◆ **Data to process**:
START

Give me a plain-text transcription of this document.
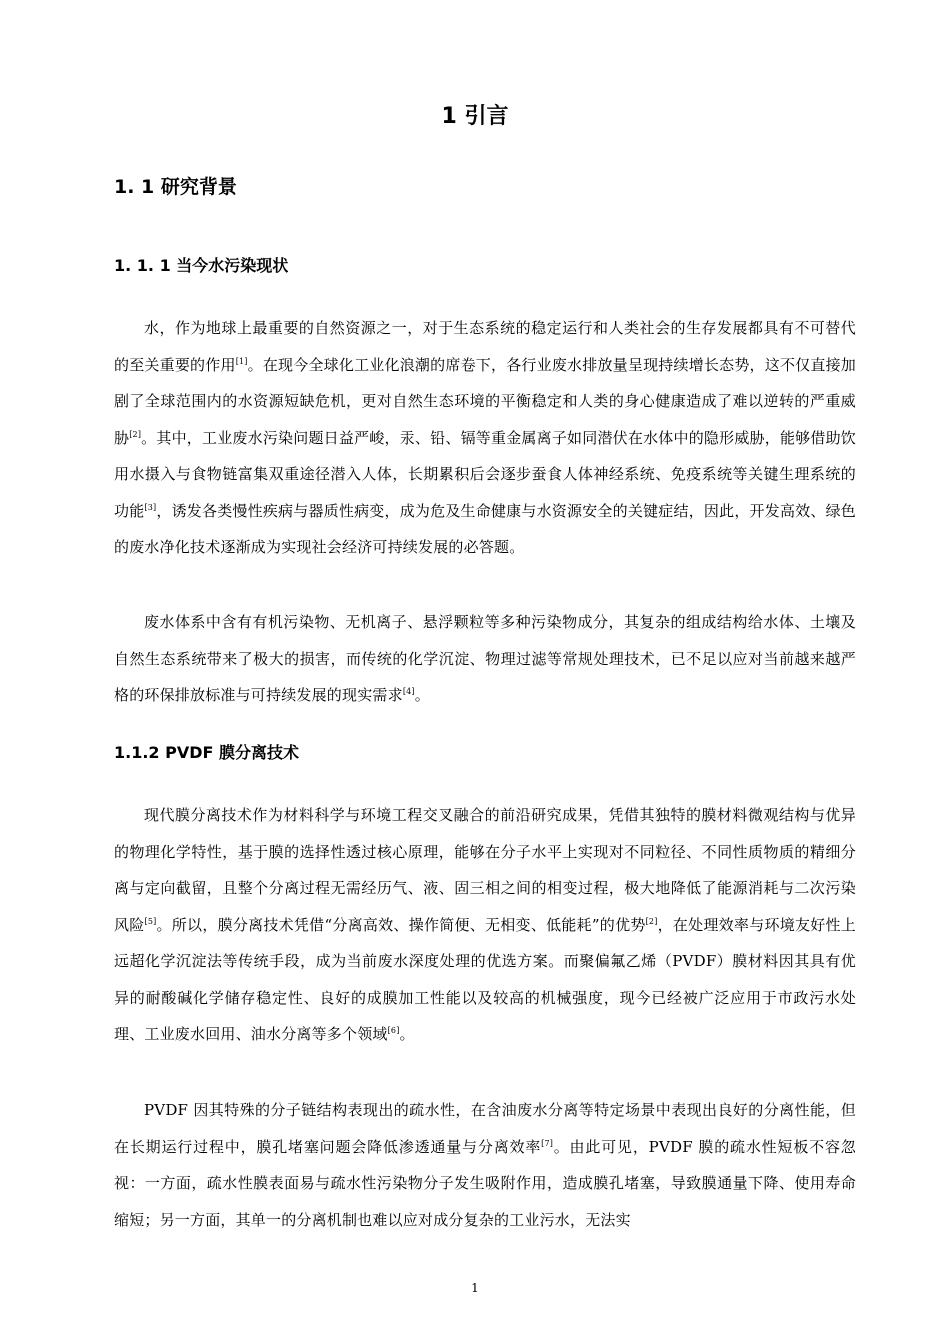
1 引言
1. 1 研究背景
1. 1. 1 当今水污染现状

水，作为地球上最重要的自然资源之一，对于生态系统的稳定运行和人类社会的生存发展都具有不可替代的至关重要的作用[1]。在现今全球化工业化浪潮的席卷下，各行业废水排放量呈现持续增长态势，这不仅直接加剧了全球范围内的水资源短缺危机，更对自然生态环境的平衡稳定和人类的身心健康造成了难以逆转的严重威胁[2]。其中，工业废水污染问题日益严峻，汞、铅、镉等重金属离子如同潜伏在水体中的隐形威胁，能够借助饮用水摄入与食物链富集双重途径潜入人体，长期累积后会逐步蚕食人体神经系统、免疫系统等关键生理系统的功能[3]，诱发各类慢性疾病与器质性病变，成为危及生命健康与水资源安全的关键症结，因此，开发高效、绿色的废水净化技术逐渐成为实现社会经济可持续发展的必答题。

废水体系中含有有机污染物、无机离子、悬浮颗粒等多种污染物成分，其复杂的组成结构给水体、土壤及自然生态系统带来了极大的损害，而传统的化学沉淀、物理过滤等常规处理技术，已不足以应对当前越来越严格的环保排放标准与可持续发展的现实需求[4]。

1.1.2 PVDF 膜分离技术

现代膜分离技术作为材料科学与环境工程交叉融合的前沿研究成果，凭借其独特的膜材料微观结构与优异的物理化学特性，基于膜的选择性透过核心原理，能够在分子水平上实现对不同粒径、不同性质物质的精细分离与定向截留，且整个分离过程无需经历气、液、固三相之间的相变过程，极大地降低了能源消耗与二次污染风险[5]。所以，膜分离技术凭借“分离高效、操作简便、无相变、低能耗”的优势[2]，在处理效率与环境友好性上远超化学沉淀法等传统手段，成为当前废水深度处理的优选方案。而聚偏氟乙烯（PVDF）膜材料因其具有优异的耐酸碱化学储存稳定性、良好的成膜加工性能以及较高的机械强度，现今已经被广泛应用于市政污水处理、工业废水回用、油水分离等多个领域[6]。

PVDF 因其特殊的分子链结构表现出的疏水性，在含油废水分离等特定场景中表现出良好的分离性能，但在长期运行过程中，膜孔堵塞问题会降低渗透通量与分离效率[7]。由此可见，PVDF 膜的疏水性短板不容忽视：一方面，疏水性膜表面易与疏水性污染物分子发生吸附作用，造成膜孔堵塞，导致膜通量下降、使用寿命缩短；另一方面，其单一的分离机制也难以应对成分复杂的工业污水，无法实

1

END

Without including any picture, repeat the data exactly.

Give me a plain-text transcription of this document.
1 引言
1. 1 研究背景
1. 1. 1 当今水污染现状

水，作为地球上最重要的自然资源之一，对于生态系统的稳定运行和人类社会的生存发展都具有不可替代的至关重要的作用[1]。在现今全球化工业化浪潮的席卷下，各行业废水排放量呈现持续增长态势，这不仅直接加剧了全球范围内的水资源短缺危机，更对自然生态环境的平衡稳定和人类的身心健康造成了难以逆转的严重威胁[2]。其中，工业废水污染问题日益严峻，汞、铅、镉等重金属离子如同潜伏在水体中的隐形威胁，能够借助饮用水摄入与食物链富集双重途径潜入人体，长期累积后会逐步蚕食人体神经系统、免疫系统等关键生理系统的功能[3]，诱发各类慢性疾病与器质性病变，成为危及生命健康与水资源安全的关键症结，因此，开发高效、绿色的废水净化技术逐渐成为实现社会经济可持续发展的必答题。

废水体系中含有有机污染物、无机离子、悬浮颗粒等多种污染物成分，其复杂的组成结构给水体、土壤及自然生态系统带来了极大的损害，而传统的化学沉淀、物理过滤等常规处理技术，已不足以应对当前越来越严格的环保排放标准与可持续发展的现实需求[4]。

1.1.2 PVDF 膜分离技术

现代膜分离技术作为材料科学与环境工程交叉融合的前沿研究成果，凭借其独特的膜材料微观结构与优异的物理化学特性，基于膜的选择性透过核心原理，能够在分子水平上实现对不同粒径、不同性质物质的精细分离与定向截留，且整个分离过程无需经历气、液、固三相之间的相变过程，极大地降低了能源消耗与二次污染风险[5]。所以，膜分离技术凭借“分离高效、操作简便、无相变、低能耗”的优势[2]，在处理效率与环境友好性上远超化学沉淀法等传统手段，成为当前废水深度处理的优选方案。而聚偏氟乙烯（PVDF）膜材料因其具有优异的耐酸碱化学储存稳定性、良好的成膜加工性能以及较高的机械强度，现今已经被广泛应用于市政污水处理、工业废水回用、油水分离等多个领域[6]。

PVDF 因其特殊的分子链结构表现出的疏水性，在含油废水分离等特定场景中表现出良好的分离性能，但在长期运行过程中，膜孔堵塞问题会降低渗透通量与分离效率[7]。由此可见，PVDF 膜的疏水性短板不容忽视：一方面，疏水性膜表面易与疏水性污染物分子发生吸附作用，造成膜孔堵塞，导致膜通量下降、使用寿命缩短；另一方面，其单一的分离机制也难以应对成分复杂的工业污水，无法实

1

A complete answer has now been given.